→ **What this task involves**:
Write out the material exactly, leaving every picture behind.

>> start Extracted data

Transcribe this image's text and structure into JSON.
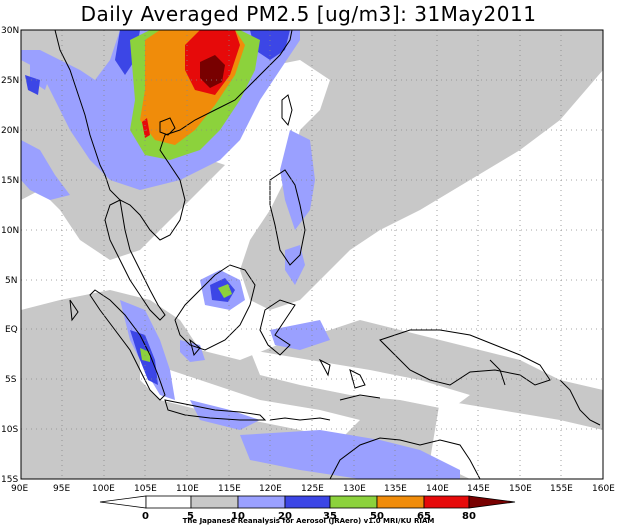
{
  "title": "Daily Averaged PM2.5 [ug/m3]: 31May2011",
  "credit": "The Japanese Reanalysis for Aerosol (JRAero) v1.0 MRI/KU RIAM",
  "lat_labels": [
    "30N",
    "25N",
    "20N",
    "15N",
    "10N",
    "5N",
    "EQ",
    "5S",
    "10S",
    "15S"
  ],
  "lon_labels": [
    "90E",
    "95E",
    "100E",
    "105E",
    "110E",
    "115E",
    "120E",
    "125E",
    "130E",
    "135E",
    "140E",
    "145E",
    "150E",
    "155E",
    "160E"
  ],
  "colorbar": {
    "levels": [
      "0",
      "5",
      "10",
      "20",
      "35",
      "50",
      "65",
      "80"
    ],
    "colors": [
      "#ffffff",
      "#ffffff",
      "#c8c8c8",
      "#9aa0ff",
      "#3c46e6",
      "#8cd23c",
      "#f08c0a",
      "#e60a0a",
      "#780000"
    ]
  },
  "palette": {
    "gray": "#c8c8c8",
    "lightblue": "#9aa0ff",
    "blue": "#3c46e6",
    "green": "#8cd23c",
    "orange": "#f08c0a",
    "red": "#e60a0a",
    "darkred": "#780000"
  }
}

>> end Extracted data

→ **Result**:
Transcribe this image's text and structure into JSON.
{
  "title": "Daily Averaged PM2.5 [ug/m3]: 31May2011",
  "credit": "The Japanese Reanalysis for Aerosol (JRAero) v1.0 MRI/KU RIAM",
  "lat_labels": [
    "30N",
    "25N",
    "20N",
    "15N",
    "10N",
    "5N",
    "EQ",
    "5S",
    "10S",
    "15S"
  ],
  "lon_labels": [
    "90E",
    "95E",
    "100E",
    "105E",
    "110E",
    "115E",
    "120E",
    "125E",
    "130E",
    "135E",
    "140E",
    "145E",
    "150E",
    "155E",
    "160E"
  ],
  "colorbar": {
    "levels": [
      "0",
      "5",
      "10",
      "20",
      "35",
      "50",
      "65",
      "80"
    ],
    "colors": [
      "#ffffff",
      "#ffffff",
      "#c8c8c8",
      "#9aa0ff",
      "#3c46e6",
      "#8cd23c",
      "#f08c0a",
      "#e60a0a",
      "#780000"
    ]
  },
  "palette": {
    "gray": "#c8c8c8",
    "lightblue": "#9aa0ff",
    "blue": "#3c46e6",
    "green": "#8cd23c",
    "orange": "#f08c0a",
    "red": "#e60a0a",
    "darkred": "#780000"
  }
}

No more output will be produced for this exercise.